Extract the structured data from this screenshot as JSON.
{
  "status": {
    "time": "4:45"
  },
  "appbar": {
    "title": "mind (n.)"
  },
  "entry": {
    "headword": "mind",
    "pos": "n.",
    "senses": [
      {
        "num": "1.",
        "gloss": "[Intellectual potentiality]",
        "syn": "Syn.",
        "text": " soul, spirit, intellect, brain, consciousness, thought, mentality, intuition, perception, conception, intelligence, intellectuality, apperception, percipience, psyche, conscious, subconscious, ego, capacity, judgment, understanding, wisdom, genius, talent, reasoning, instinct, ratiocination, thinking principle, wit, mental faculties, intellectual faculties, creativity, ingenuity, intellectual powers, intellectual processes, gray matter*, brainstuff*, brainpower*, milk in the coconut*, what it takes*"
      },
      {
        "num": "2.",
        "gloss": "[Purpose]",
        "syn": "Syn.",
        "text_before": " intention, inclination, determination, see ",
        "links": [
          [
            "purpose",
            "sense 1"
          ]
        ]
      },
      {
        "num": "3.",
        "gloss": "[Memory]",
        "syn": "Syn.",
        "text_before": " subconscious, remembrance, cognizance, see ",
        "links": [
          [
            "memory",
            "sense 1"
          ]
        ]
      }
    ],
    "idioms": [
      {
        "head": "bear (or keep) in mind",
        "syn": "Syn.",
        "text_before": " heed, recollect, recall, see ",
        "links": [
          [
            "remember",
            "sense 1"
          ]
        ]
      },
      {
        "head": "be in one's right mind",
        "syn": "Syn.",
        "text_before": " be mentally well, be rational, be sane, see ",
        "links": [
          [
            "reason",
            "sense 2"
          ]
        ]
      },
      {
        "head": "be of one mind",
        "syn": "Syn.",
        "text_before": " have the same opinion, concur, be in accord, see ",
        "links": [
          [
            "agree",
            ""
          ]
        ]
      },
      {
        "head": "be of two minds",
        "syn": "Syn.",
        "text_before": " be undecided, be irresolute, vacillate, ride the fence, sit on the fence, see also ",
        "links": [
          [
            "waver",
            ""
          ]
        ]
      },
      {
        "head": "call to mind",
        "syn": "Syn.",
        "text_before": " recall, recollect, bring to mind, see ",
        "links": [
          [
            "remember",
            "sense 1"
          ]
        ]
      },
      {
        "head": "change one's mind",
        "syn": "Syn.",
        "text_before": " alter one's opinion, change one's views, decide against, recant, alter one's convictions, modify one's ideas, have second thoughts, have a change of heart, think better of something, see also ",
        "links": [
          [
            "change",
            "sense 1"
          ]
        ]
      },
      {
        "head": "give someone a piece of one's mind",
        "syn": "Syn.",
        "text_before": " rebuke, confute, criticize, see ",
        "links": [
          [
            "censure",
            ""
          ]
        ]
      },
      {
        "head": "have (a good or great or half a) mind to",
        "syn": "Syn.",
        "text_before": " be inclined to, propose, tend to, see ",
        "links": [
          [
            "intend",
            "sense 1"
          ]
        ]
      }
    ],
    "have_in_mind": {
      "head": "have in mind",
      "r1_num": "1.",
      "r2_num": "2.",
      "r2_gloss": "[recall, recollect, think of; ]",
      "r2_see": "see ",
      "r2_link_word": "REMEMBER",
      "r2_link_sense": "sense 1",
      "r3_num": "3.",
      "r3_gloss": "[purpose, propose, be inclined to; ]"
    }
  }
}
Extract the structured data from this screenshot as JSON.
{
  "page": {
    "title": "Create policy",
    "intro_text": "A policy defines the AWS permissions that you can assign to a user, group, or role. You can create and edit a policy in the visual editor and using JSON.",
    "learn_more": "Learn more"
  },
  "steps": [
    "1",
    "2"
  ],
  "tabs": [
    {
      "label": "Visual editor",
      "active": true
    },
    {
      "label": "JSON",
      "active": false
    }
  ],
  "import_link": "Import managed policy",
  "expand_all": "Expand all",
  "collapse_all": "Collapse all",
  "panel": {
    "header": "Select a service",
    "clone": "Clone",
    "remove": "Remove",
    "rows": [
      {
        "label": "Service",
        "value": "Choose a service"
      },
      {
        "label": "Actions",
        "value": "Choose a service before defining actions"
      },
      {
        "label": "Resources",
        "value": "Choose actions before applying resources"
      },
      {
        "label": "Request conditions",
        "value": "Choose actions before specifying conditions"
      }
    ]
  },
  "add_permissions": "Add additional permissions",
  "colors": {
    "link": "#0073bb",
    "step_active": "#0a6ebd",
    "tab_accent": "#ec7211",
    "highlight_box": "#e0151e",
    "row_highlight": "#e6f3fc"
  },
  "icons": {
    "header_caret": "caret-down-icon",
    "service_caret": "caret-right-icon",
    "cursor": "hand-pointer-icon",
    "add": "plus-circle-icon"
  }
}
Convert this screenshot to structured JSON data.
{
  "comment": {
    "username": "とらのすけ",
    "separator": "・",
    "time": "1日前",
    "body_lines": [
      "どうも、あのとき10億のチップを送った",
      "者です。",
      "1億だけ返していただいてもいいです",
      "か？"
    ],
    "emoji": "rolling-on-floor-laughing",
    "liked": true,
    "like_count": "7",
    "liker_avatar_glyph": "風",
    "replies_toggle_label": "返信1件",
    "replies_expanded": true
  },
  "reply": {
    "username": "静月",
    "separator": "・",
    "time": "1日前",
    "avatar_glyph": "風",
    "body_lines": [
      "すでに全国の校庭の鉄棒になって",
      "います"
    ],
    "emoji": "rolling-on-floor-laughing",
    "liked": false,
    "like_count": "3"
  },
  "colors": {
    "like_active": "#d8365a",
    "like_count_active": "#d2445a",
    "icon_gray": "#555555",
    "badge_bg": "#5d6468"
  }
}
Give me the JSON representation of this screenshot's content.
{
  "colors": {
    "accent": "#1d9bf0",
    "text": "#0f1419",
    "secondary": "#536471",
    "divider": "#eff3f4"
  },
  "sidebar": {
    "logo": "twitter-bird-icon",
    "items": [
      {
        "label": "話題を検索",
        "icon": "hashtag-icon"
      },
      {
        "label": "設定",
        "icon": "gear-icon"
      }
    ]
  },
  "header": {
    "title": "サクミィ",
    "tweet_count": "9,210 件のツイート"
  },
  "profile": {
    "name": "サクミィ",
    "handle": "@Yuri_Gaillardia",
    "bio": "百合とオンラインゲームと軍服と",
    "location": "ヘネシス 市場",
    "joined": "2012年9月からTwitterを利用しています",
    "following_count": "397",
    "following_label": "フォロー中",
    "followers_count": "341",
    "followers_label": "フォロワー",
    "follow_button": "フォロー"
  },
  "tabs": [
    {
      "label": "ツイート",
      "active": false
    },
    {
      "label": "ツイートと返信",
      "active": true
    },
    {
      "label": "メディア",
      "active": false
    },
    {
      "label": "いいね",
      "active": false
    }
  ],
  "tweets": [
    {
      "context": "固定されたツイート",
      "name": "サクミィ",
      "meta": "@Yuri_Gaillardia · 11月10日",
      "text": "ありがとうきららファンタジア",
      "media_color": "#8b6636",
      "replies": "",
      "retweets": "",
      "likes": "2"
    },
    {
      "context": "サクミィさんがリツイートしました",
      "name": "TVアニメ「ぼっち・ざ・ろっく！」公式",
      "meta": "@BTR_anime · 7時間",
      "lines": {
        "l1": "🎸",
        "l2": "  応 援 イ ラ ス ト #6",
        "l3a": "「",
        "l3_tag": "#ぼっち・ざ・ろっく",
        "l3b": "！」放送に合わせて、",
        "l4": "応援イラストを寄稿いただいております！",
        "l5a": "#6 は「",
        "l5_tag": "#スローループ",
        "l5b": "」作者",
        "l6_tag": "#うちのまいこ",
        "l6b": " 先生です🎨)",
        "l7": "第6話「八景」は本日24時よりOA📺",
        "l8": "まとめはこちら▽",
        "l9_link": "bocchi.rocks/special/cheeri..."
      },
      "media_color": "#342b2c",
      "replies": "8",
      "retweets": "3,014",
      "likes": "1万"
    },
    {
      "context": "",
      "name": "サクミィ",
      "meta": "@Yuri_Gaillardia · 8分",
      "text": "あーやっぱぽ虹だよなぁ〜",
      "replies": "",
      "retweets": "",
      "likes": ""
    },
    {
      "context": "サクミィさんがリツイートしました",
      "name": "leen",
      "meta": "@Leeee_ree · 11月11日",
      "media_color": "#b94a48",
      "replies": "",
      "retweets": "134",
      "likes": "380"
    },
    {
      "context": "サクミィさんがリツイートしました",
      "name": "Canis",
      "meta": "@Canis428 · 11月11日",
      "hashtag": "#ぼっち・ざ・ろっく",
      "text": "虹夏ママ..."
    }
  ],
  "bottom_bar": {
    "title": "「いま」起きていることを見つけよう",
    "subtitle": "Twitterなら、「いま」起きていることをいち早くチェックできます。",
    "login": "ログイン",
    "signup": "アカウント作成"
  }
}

════════════════════

• SET PROBLEM:
Report each line in the data that holds the word "also".

• REPLY TO THE EXERCISE:
        "text_before": " be undecided, be irresolute, vacillate, ride the fence, sit on the fence, see also ",
        "text_before": " alter one's opinion, change one's views, decide against, recant, alter one's convictions, modify one's ideas, have second thoughts, have a change of heart, think better of something, see also ",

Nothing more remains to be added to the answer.